### WHAT YOU NEED TO DO
[1] According to the text about the Belgian Pavilion exhibition, what is the source of the title Personne et les autres?
[2] Write what comes next in the text about the Belgian Pavilion exhibition, picking up after its final sentence.

-- START OF EXTRACT --

Personne et les autres


Vincent Meessen and guests at the Belgian Pavilion of the 56th Venice Biennale


For the 56th Venice Biennale, the Belgian Pavilion presented work by Vincent Meessen alongside a number of international guest artists. Personne et les autres broke with tradition in Belgium’s representation in Venice to date, which has mostly featured solo or duo exhibitions of Belgian artists. Meessen’s project challenged the notion of national representation by moving away from the traditional format of a solo show and opening up to include multiple positions and voices.

 

Working in close collaboration, Meessen and Brussels-based curator Katerina Gregos developed an international, thematic, discursive and contemplative group exhibition of a poetic as well as political nature, grounded in research-based practices. The exhibition welcomed ten other artists from four different continents and – for the first time in the Pavilion – artists from Africa. While some of the works presented in Venice were produced especially for the exhibition, all of them probed the question of colonial modernity.

 

The title of the exhibition, Personne et les autres, is borrowed from a lost play by André Frankin, a Belgian art critic affiliated with the Lettrist and Situationist Internationals. The exhibition takes the history of the Belgian Pavilion and the international context of the Biennale (both derived from the colonial exhibitions and world expositions) as its points of departure to explore the consequences of political, historical, cultural and artistic entanglements between Europe and Africa during the time of colonial modernity, and in its aftermath. The Belgian Pavilion itself was the first foreign Pavilion to be built in the Giardini in Venice, during the reign of King Leopold II. Meessen’s own work and artistic research have consistently explored and questioned the history and afterlife of colonial modernity.

 

The exhibition probes unknown or overlooked micro-histories, brings into view alternative or ‘contaminated’ versions of modernity that emerged as a result of colonial entanglements, and recounts stories that unfolded outside of and in reaction to accepted colonial hierarchies. The project aims to provide insight into the diverse forms – whether artistic, cultural, or intellectual – that were produced by colonial encounters.

 

One. Two. Three

Central to the exhibition concept is Meessen’s audio-visual work One. Two. Three, which revisits the role of largely unknown Congolese intellectuals within the Situationist International. Meessen discovered a totally unexpected and unpublished document: the lyrics of a protest song, signed by a former Situationist, Joseph Mbelolo ya Mpiku. Written in Kikongo in May 1968, the discovery reveals a totally unknown episode of the group’s history. Meessen worked with the author of this song to re-interpret the text in the form of a musical work: a rumba, recorded in Kinshasa in the nightclub Un Deux Trois, established in 1974 by the legendary Congolese musician Franco Luambo (1938 –1989), bandleader of the famous orchestra OK Jazz.

-- END OF EXTRACT --
-- START OF INFORMATION PROVIDED --

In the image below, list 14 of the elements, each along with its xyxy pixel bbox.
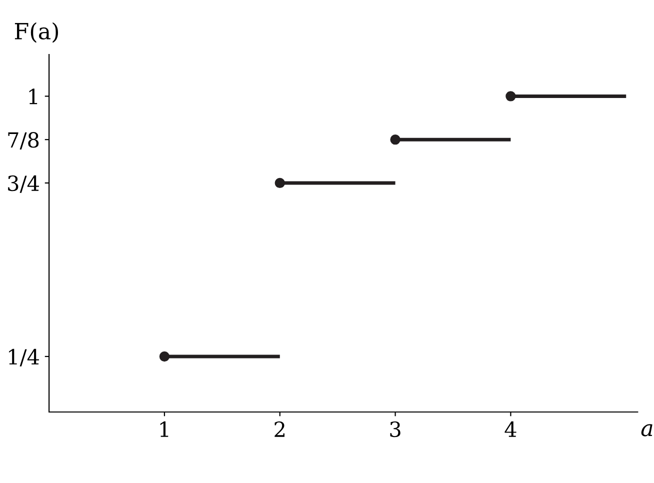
y-axis-title: F(a) bbox=[14, 22, 58, 43]
x-tick-label: 3 bbox=[390, 421, 400, 438]
y-tick-label: 3/4 bbox=[8, 175, 39, 193]
y-tick-label: 1/4 bbox=[9, 348, 39, 366]
y-tick-label: 7/8 bbox=[8, 132, 39, 150]
x-tick-label: 4 bbox=[504, 421, 516, 437]
y-tick-label: 1 bbox=[29, 88, 38, 104]
point bbox=[274, 178, 285, 188]
point bbox=[506, 91, 516, 102]
point bbox=[390, 134, 400, 145]
x-tick-label: 1 bbox=[160, 421, 168, 437]
x-axis-title: a bbox=[641, 424, 652, 436]
point bbox=[159, 351, 170, 362]
x-tick-label: 2 bbox=[274, 421, 284, 437]
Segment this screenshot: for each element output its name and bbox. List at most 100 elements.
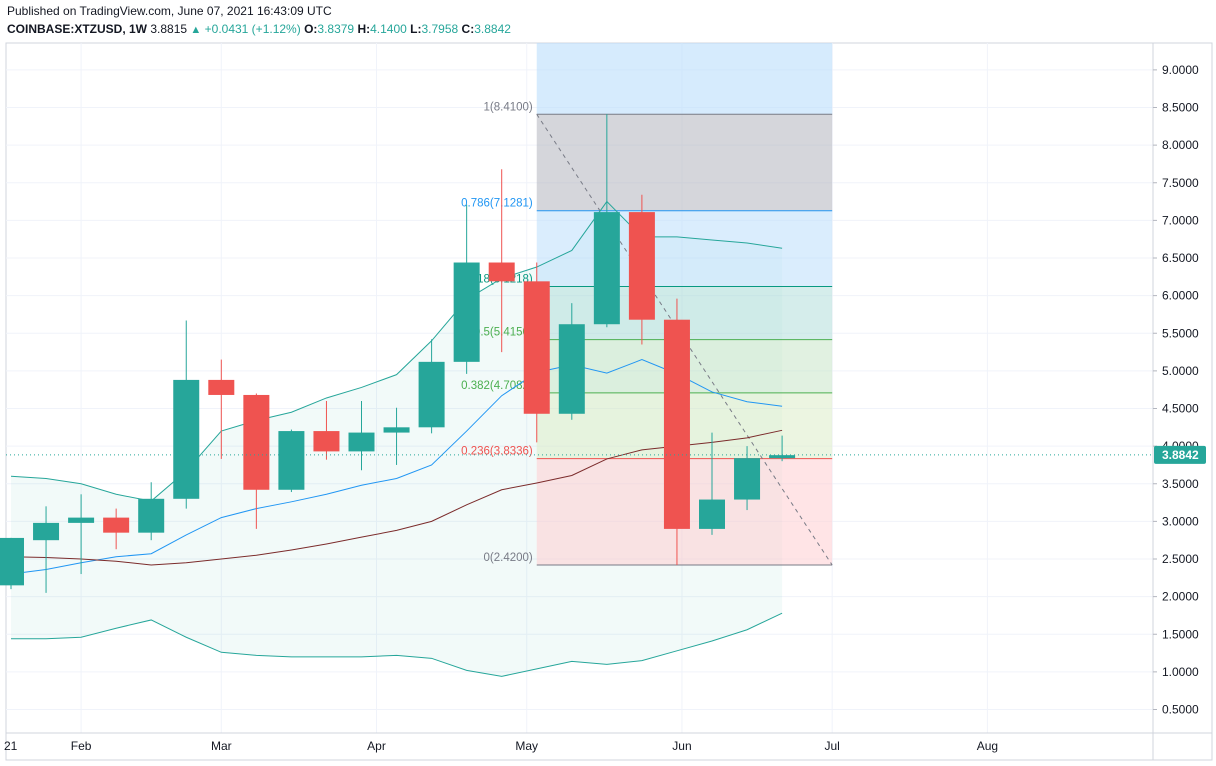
candle-body bbox=[628, 212, 655, 320]
time-axis: 21 Feb Mar Apr May Jun Jul Aug bbox=[4, 739, 998, 753]
open-label: O: bbox=[304, 22, 318, 36]
low-label: L: bbox=[410, 22, 422, 36]
candle-body bbox=[68, 517, 95, 523]
fib-zone bbox=[536, 210, 833, 287]
candle-body bbox=[418, 361, 445, 428]
time-tick-label: Feb bbox=[71, 739, 92, 753]
candle-body bbox=[769, 455, 796, 459]
candle bbox=[663, 298, 690, 566]
fib-level-label: 0.236(3.8336) bbox=[461, 446, 533, 458]
candle-body bbox=[663, 319, 690, 529]
price-tick-label: 9.0000 bbox=[1162, 63, 1199, 77]
candle-body bbox=[488, 262, 515, 282]
candle-body bbox=[558, 324, 585, 414]
candle-body bbox=[734, 458, 761, 500]
candle bbox=[0, 537, 24, 590]
up-arrow-icon: ▲ bbox=[190, 24, 202, 36]
price-tick-label: 2.0000 bbox=[1162, 590, 1199, 604]
last-price-tag-bg bbox=[1154, 445, 1206, 464]
fib-level-label: 1(8.4100) bbox=[484, 101, 533, 113]
price-tick-label: 5.5000 bbox=[1162, 326, 1199, 340]
price-tick-label: 7.5000 bbox=[1162, 176, 1199, 190]
price-tick-label: 1.5000 bbox=[1162, 627, 1199, 641]
candle bbox=[734, 446, 761, 511]
price-tick-label: 3.0000 bbox=[1162, 514, 1199, 528]
candle bbox=[453, 204, 480, 374]
candle-body bbox=[348, 432, 375, 452]
last-price-tag-label: 3.8842 bbox=[1162, 448, 1199, 462]
time-tick-label: May bbox=[515, 739, 538, 753]
close-value: 3.8842 bbox=[474, 22, 511, 36]
symbol-label[interactable]: COINBASE:XTZUSD, 1W bbox=[7, 22, 148, 36]
time-tick-label: Mar bbox=[211, 739, 232, 753]
candle-body bbox=[0, 537, 24, 586]
fib-retracement: 1(8.4100)0.786(7.1281)0.618(6.1218)0.5(5… bbox=[461, 43, 833, 566]
candle-body bbox=[313, 431, 340, 452]
candle-body bbox=[103, 517, 130, 533]
price-tick-label: 6.5000 bbox=[1162, 251, 1199, 265]
candle bbox=[68, 494, 95, 575]
time-tick-label: Aug bbox=[977, 739, 998, 753]
price-tick-label: 4.5000 bbox=[1162, 402, 1199, 416]
published-caption: Published on TradingView.com, June 07, 2… bbox=[7, 4, 332, 18]
candle bbox=[33, 506, 60, 593]
ma-long-line bbox=[10, 429, 783, 566]
candles bbox=[0, 114, 796, 593]
candle bbox=[208, 359, 235, 459]
ohlc-legend: COINBASE:XTZUSD, 1W 3.8815 ▲ +0.0431 (+1… bbox=[7, 22, 511, 36]
candle bbox=[138, 482, 165, 541]
fib-zone-top bbox=[536, 43, 833, 115]
candle bbox=[558, 303, 585, 420]
candle-body bbox=[278, 431, 305, 490]
price-tick-label: 3.5000 bbox=[1162, 477, 1199, 491]
time-tick-label: Apr bbox=[367, 739, 386, 753]
fib-level-label: 0.382(4.7082) bbox=[461, 380, 533, 392]
open-value: 3.8379 bbox=[317, 22, 355, 36]
candle bbox=[418, 339, 445, 434]
candle bbox=[593, 114, 620, 328]
change-value: +0.0431 (+1.12%) bbox=[204, 22, 301, 36]
candle bbox=[699, 432, 725, 535]
candle bbox=[243, 393, 270, 529]
candle bbox=[383, 407, 410, 465]
time-tick-label: Jun bbox=[672, 739, 691, 753]
candle-body bbox=[173, 379, 200, 499]
candle-body bbox=[699, 499, 725, 529]
last-value: 3.8815 bbox=[150, 22, 188, 36]
low-value: 3.7958 bbox=[421, 22, 459, 36]
price-tick-label: 0.5000 bbox=[1162, 703, 1199, 717]
candle-body bbox=[453, 262, 480, 362]
candle bbox=[103, 508, 130, 550]
candle bbox=[523, 262, 550, 443]
ma-short-line bbox=[10, 359, 783, 575]
price-tick-label: 6.0000 bbox=[1162, 289, 1199, 303]
fib-trend-line bbox=[536, 113, 833, 566]
price-tick-label: 2.5000 bbox=[1162, 552, 1199, 566]
time-tick-label: 21 bbox=[4, 739, 18, 753]
candle-body bbox=[383, 427, 410, 433]
fib-level-label: 0.786(7.1281) bbox=[461, 198, 533, 210]
candle-body bbox=[593, 212, 620, 325]
candle bbox=[173, 320, 200, 509]
high-label: H: bbox=[357, 22, 371, 36]
candle bbox=[628, 194, 655, 345]
band-lower-line bbox=[11, 612, 783, 677]
candle bbox=[488, 169, 515, 353]
high-value: 4.1400 bbox=[370, 22, 407, 36]
candle bbox=[278, 429, 305, 493]
time-tick-label: Jul bbox=[824, 739, 839, 753]
candle bbox=[313, 400, 340, 460]
price-tick-label: 1.0000 bbox=[1162, 665, 1199, 679]
candle-body bbox=[523, 281, 550, 414]
candle-body bbox=[208, 379, 235, 395]
close-label: C: bbox=[461, 22, 475, 36]
fib-zone bbox=[536, 114, 833, 211]
candle-body bbox=[138, 498, 165, 533]
candle-body bbox=[33, 522, 60, 541]
candle bbox=[769, 435, 796, 462]
price-axis: 0.5000 1.0000 1.5000 2.0000 2.5000 3.0000 3.50… bbox=[1153, 63, 1199, 717]
price-tick-label: 8.5000 bbox=[1162, 101, 1199, 115]
price-tick-label: 5.0000 bbox=[1162, 364, 1199, 378]
fib-level-label: 0.5(5.4150) bbox=[474, 327, 533, 339]
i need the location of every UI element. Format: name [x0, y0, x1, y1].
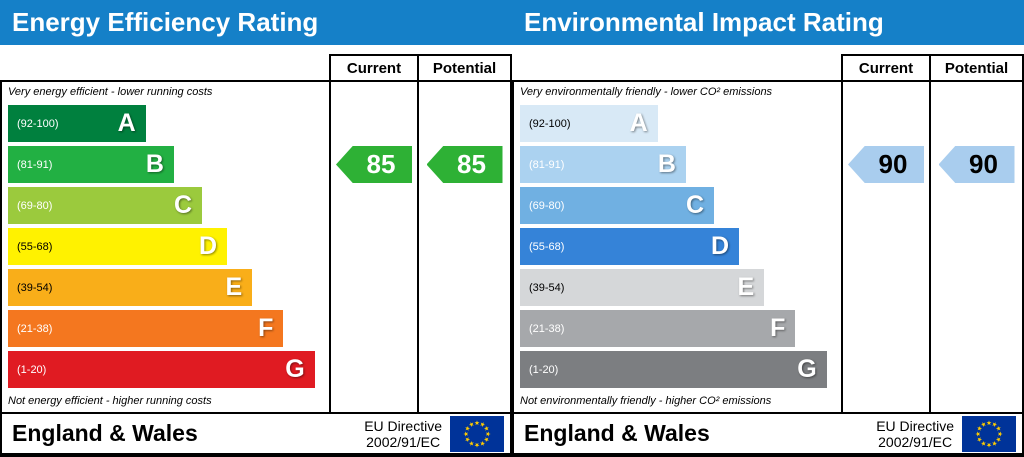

-- END OF INFORMATION PROVIDED --

### IN RESPONSE
[1] A lost play by André Frankin, a Belgian art critic affiliated with the Lettrist and Situationist Internationals.

[2]
It is important to point out that Personne et les autres, however, does not merely focus on the colonial history of Congo and Belgium as such, but on a critique and analysis of colonial modernity at large, challenging its official histories or narratives, addressing its blind spots, and re-inscribing what has been absent, erased or marginalised in the present. Exploring both adverse and positive cultural outcomes of colonial history, the exhibition reveals the fruitful, polyphonic, and heterogeneous artistic and intellectual dialogues under colonization, during liberation struggles, and especially in the aftermath of independence. At the same time, it reflects on the meaning of groundbreaking, emancipatory, oppositional practices (cultural or otherwise) related to that epoch, in light of the present global situation of unrest and crisis, with a view to allude to possible potentialities for the future.

 

Personne et les autres calls into question the Eurocentric idea of modernity by examining a shared avant-garde heritage, marked by artistic and intellectual cross-pollination between Europe and Africa. The exhibition traces, through the work of the artists, a timeline of references that connects the critique of colonial modernity with Dada, CoBrA and the Situationist International (1957-1972), the last of the international avant-garde revolutionary movements, whose final conference took place in Venice in 1969, as well as with the emancipation of black people, Pan-Africanism, African independence movements, and ‘Global 68’ (the lesser known off-shoot of May 1968 in the Global South).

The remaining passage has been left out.